INFORMATION SHOWN start

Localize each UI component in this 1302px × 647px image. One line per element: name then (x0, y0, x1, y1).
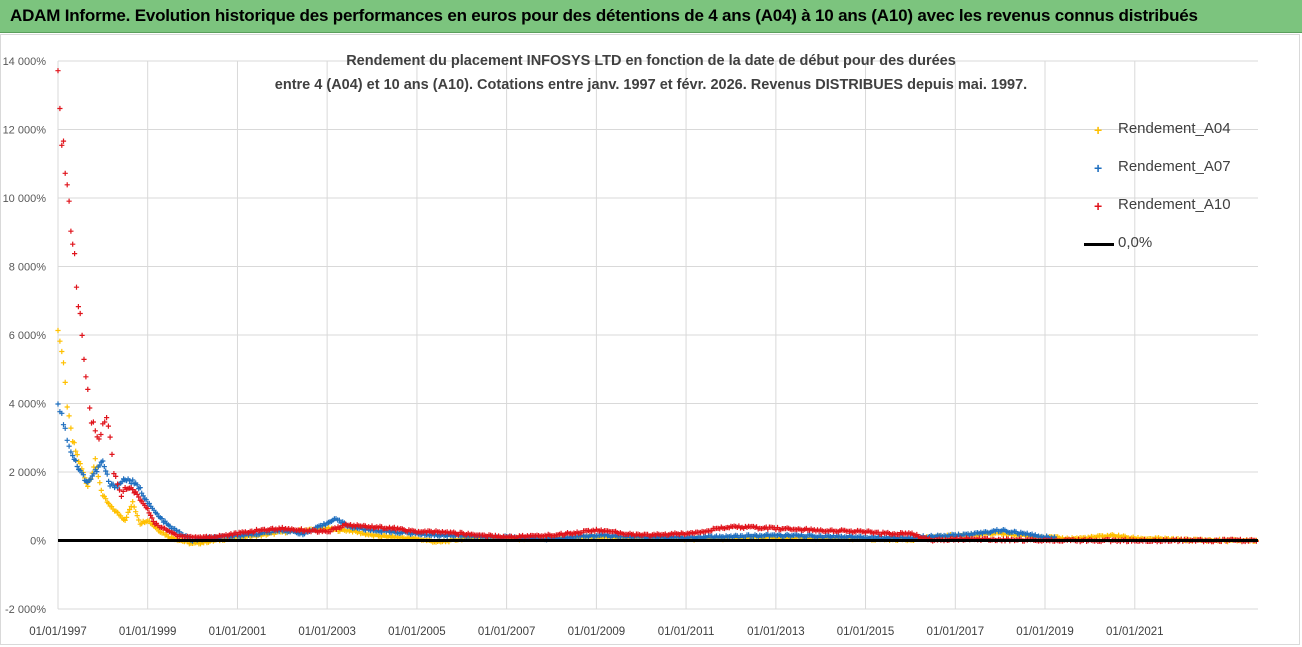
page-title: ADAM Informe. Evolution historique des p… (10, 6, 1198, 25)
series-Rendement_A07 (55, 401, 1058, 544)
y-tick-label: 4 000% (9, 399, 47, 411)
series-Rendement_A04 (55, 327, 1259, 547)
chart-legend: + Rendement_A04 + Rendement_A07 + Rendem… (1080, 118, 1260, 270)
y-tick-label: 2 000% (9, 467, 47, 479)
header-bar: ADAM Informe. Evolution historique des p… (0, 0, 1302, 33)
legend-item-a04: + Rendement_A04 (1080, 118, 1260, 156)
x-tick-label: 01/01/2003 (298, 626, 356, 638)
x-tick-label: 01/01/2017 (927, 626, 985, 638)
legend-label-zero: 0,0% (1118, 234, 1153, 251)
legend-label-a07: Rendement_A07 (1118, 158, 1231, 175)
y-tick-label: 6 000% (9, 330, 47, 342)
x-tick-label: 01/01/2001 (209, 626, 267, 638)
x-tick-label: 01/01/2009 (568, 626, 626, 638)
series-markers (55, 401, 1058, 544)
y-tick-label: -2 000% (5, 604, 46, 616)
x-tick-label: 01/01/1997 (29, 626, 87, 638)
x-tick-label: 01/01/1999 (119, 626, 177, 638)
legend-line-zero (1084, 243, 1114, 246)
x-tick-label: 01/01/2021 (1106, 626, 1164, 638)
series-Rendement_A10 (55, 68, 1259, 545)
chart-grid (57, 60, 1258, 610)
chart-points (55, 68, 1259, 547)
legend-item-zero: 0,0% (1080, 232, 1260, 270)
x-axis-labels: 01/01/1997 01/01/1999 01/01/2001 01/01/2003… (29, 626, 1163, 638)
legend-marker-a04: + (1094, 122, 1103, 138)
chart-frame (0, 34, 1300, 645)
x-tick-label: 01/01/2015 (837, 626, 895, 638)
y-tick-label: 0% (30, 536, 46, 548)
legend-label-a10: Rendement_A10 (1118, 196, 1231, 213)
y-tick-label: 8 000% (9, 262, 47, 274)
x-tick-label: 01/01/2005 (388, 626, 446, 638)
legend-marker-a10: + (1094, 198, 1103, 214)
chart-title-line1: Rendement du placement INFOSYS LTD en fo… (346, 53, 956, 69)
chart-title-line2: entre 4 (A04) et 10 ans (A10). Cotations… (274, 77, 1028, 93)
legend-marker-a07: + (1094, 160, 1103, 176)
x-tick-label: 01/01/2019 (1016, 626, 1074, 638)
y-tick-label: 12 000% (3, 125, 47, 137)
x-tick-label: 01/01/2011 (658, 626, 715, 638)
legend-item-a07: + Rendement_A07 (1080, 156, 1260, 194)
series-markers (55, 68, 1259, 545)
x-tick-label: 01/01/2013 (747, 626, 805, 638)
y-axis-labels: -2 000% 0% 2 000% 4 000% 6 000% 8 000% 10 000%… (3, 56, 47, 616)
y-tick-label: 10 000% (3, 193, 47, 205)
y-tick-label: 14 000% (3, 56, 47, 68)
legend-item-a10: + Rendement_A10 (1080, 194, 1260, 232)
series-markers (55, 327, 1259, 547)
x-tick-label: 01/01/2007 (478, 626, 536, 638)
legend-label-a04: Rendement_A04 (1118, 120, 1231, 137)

INFORMATION SHOWN end
INFORMATION SHOWN start

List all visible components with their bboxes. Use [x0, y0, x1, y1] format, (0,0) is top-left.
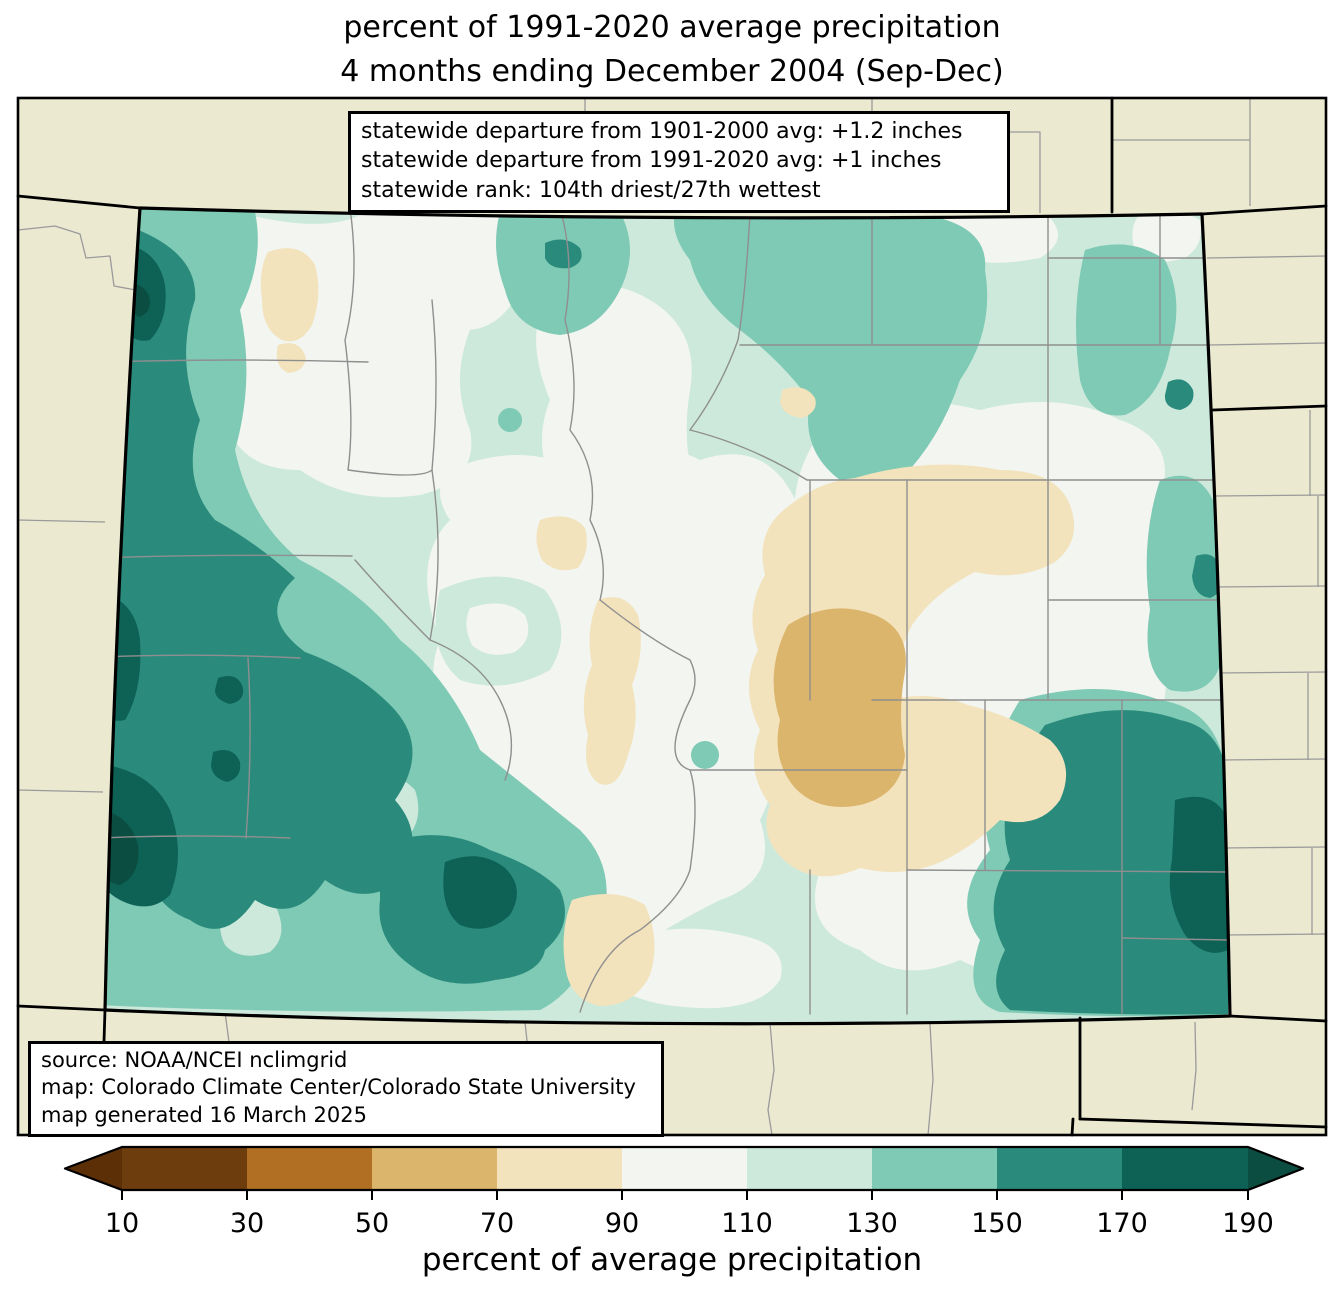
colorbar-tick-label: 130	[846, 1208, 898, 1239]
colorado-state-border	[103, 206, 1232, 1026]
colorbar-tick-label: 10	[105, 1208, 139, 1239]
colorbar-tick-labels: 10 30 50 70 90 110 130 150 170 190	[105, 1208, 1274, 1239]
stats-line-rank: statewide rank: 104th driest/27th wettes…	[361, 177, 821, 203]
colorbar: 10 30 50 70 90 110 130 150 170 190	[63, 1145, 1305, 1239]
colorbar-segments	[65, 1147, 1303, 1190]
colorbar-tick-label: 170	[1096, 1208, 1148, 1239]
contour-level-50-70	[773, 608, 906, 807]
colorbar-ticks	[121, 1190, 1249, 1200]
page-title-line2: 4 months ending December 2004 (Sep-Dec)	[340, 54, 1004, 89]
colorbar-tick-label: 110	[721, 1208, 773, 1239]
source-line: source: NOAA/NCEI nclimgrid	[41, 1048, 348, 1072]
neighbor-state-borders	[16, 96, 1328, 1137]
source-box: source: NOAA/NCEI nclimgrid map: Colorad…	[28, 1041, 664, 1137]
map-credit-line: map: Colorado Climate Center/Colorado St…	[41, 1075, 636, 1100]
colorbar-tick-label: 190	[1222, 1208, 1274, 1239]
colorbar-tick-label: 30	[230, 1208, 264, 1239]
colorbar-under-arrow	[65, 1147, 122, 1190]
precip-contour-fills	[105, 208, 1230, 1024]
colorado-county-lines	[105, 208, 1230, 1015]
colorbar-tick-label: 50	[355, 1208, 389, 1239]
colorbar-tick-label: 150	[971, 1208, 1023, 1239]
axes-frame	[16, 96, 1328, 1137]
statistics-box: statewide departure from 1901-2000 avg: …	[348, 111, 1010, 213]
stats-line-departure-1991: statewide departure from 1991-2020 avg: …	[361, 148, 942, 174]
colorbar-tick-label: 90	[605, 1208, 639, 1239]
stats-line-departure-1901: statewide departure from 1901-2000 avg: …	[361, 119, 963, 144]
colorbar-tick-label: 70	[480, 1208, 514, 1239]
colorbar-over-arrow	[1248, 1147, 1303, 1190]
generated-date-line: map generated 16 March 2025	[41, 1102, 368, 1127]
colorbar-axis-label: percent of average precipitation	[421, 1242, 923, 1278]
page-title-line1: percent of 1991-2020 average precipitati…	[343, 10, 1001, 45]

INFORMATION SHOWN end
INFORMATION SHOWN start

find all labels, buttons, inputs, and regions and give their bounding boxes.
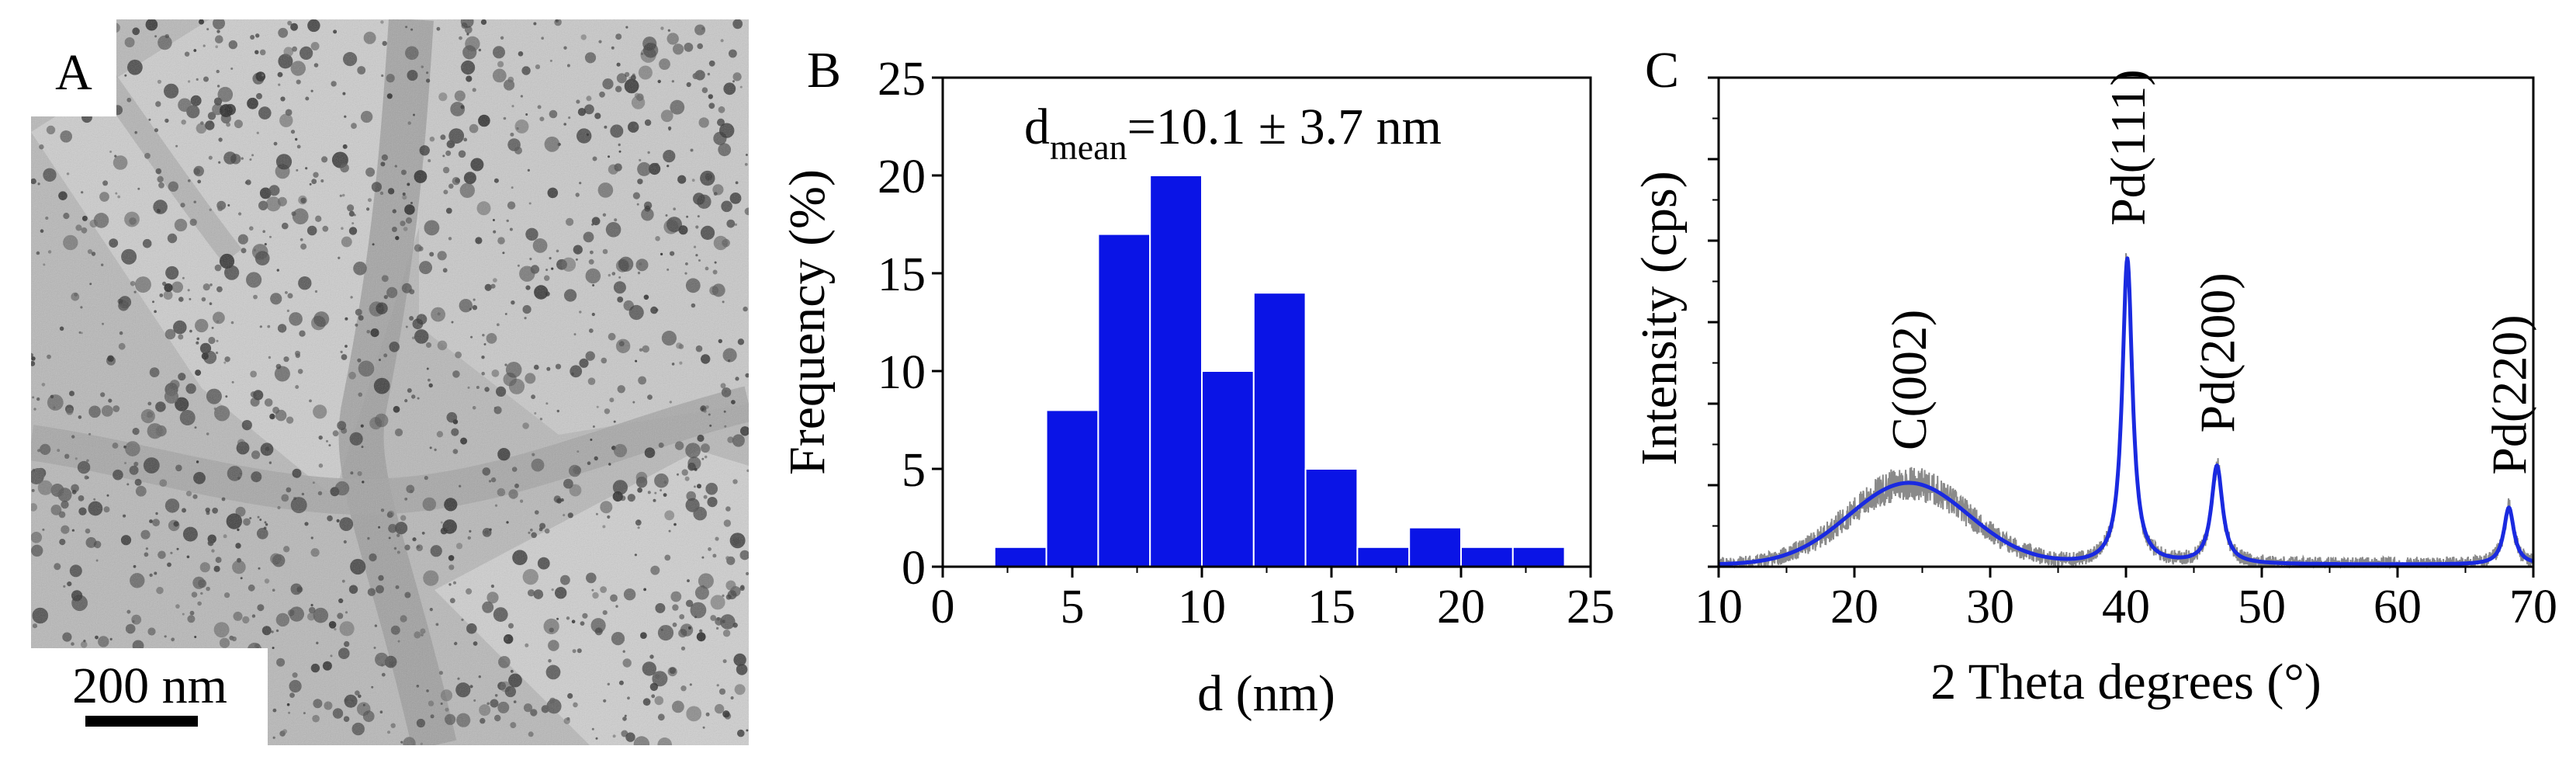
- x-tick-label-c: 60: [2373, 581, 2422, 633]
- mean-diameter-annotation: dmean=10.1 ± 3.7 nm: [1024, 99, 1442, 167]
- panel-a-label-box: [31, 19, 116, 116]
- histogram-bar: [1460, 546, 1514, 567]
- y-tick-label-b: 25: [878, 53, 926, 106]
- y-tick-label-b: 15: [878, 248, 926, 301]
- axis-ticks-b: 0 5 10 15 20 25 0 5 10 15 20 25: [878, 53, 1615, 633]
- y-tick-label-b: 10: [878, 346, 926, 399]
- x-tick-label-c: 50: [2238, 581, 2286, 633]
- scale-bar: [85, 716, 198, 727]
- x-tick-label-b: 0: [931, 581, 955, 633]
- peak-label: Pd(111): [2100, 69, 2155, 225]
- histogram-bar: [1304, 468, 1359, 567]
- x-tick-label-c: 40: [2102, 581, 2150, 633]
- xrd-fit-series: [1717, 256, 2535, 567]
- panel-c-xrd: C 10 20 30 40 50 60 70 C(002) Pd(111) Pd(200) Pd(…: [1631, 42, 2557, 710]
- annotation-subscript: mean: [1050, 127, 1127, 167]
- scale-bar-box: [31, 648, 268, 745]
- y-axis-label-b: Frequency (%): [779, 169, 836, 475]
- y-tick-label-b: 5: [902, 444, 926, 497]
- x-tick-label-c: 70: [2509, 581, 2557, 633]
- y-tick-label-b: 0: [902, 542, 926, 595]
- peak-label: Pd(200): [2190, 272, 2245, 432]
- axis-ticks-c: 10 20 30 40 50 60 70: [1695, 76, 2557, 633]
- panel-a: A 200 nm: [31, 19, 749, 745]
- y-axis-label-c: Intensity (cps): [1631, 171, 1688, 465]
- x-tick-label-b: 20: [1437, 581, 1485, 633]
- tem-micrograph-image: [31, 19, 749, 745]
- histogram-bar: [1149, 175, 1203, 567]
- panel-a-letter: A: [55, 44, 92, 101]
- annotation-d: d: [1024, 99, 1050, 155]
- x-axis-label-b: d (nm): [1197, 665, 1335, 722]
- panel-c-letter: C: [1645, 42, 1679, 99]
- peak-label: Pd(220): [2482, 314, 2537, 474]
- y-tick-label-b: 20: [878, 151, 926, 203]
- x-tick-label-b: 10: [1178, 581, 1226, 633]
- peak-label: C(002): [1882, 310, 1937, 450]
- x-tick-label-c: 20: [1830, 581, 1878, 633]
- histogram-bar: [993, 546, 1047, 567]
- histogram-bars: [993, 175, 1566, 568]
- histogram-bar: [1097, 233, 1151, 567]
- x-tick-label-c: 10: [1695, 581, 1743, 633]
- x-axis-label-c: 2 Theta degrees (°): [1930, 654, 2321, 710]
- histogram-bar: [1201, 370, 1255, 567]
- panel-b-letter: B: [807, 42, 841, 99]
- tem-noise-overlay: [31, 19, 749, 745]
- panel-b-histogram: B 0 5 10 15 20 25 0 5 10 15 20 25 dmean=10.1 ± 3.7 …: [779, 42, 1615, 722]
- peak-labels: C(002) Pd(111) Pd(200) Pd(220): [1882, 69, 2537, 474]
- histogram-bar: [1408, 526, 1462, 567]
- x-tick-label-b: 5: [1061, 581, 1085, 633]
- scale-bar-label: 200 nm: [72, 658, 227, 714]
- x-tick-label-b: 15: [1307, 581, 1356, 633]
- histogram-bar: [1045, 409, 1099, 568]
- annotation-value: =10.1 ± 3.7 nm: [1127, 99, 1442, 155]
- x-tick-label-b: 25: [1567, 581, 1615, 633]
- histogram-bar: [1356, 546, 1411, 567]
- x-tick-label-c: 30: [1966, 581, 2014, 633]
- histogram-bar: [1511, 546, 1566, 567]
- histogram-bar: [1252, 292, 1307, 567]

INFORMATION SHOWN end

▶ **THE EXERCISE**
Extract every line of the listing from the line containing "- x-tick-label-c: 60: [2373, 581, 2422, 633]" down to the line containing "- y-axis-label-b: Frequency", and reproduce them without any change.

▶ **COMPLETE ANSWER**
- x-tick-label-c: 60: [2373, 581, 2422, 633]
- mean-diameter-annotation: dmean=10.1 ± 3.7 nm: [1024, 99, 1442, 167]
- panel-a-label-box: [31, 19, 116, 116]
- histogram-bar: [1460, 546, 1514, 567]
- y-tick-label-b: 25: [878, 53, 926, 106]
- y-tick-label-b: 15: [878, 248, 926, 301]
- axis-ticks-b: 0 5 10 15 20 25 0 5 10 15 20 25: [878, 53, 1615, 633]
- y-tick-label-b: 10: [878, 346, 926, 399]
- x-tick-label-c: 50: [2238, 581, 2286, 633]
- scale-bar: [85, 716, 198, 727]
- x-tick-label-b: 0: [931, 581, 955, 633]
- peak-label: Pd(111): [2100, 69, 2155, 225]
- histogram-bar: [1304, 468, 1359, 567]
- x-tick-label-c: 40: [2102, 581, 2150, 633]
- xrd-fit-series: [1717, 256, 2535, 567]
- panel-c-xrd: C 10 20 30 40 50 60 70 C(002) Pd(111) Pd(200) Pd(…: [1631, 42, 2557, 710]
- annotation-subscript: mean: [1050, 127, 1127, 167]
- scale-bar-box: [31, 648, 268, 745]
- y-axis-label-b: Frequency (%): [779, 169, 836, 475]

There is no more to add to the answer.